**WORK TO DO**:
Examine the material below. Gather every line in which the string "AISLAMIENTO" appears.

**DATA SHOWN**:
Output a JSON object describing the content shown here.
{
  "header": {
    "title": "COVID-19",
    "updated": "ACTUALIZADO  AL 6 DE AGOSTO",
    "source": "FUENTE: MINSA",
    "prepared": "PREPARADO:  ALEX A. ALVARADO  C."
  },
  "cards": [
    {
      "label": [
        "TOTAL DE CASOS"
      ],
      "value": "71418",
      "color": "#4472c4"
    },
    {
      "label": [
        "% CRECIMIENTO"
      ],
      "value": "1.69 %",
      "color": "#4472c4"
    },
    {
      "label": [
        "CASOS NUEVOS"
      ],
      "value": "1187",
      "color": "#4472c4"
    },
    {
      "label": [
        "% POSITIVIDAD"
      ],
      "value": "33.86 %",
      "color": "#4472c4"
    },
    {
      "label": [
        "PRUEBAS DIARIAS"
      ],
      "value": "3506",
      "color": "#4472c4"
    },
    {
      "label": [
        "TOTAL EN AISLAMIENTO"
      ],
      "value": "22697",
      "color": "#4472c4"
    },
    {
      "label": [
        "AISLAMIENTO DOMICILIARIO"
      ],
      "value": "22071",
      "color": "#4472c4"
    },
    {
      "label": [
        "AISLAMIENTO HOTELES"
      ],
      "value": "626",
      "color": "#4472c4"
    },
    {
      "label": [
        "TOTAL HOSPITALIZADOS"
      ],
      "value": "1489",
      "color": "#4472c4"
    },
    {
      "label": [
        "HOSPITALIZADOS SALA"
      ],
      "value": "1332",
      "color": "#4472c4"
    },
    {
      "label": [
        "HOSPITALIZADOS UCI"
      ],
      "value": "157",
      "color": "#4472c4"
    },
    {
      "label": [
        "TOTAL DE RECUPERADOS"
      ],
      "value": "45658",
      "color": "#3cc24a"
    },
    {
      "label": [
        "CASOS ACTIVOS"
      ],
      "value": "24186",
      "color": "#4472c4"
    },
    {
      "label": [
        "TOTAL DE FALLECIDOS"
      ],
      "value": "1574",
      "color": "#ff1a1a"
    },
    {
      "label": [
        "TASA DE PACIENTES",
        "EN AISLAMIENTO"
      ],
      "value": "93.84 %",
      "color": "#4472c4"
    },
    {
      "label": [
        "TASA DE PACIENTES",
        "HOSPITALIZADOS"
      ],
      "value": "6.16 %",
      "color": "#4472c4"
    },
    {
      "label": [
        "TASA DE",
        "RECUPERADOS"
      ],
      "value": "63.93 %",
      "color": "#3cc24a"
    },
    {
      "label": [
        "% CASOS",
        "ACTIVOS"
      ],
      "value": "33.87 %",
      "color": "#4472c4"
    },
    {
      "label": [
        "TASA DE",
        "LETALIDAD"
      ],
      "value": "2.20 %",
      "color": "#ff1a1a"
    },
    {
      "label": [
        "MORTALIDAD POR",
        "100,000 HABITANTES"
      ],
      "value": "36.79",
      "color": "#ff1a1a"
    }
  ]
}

**PROBLEM SOLUTION**:
        "TOTAL EN AISLAMIENTO"
        "AISLAMIENTO DOMICILIARIO"
        "AISLAMIENTO HOTELES"
        "EN AISLAMIENTO"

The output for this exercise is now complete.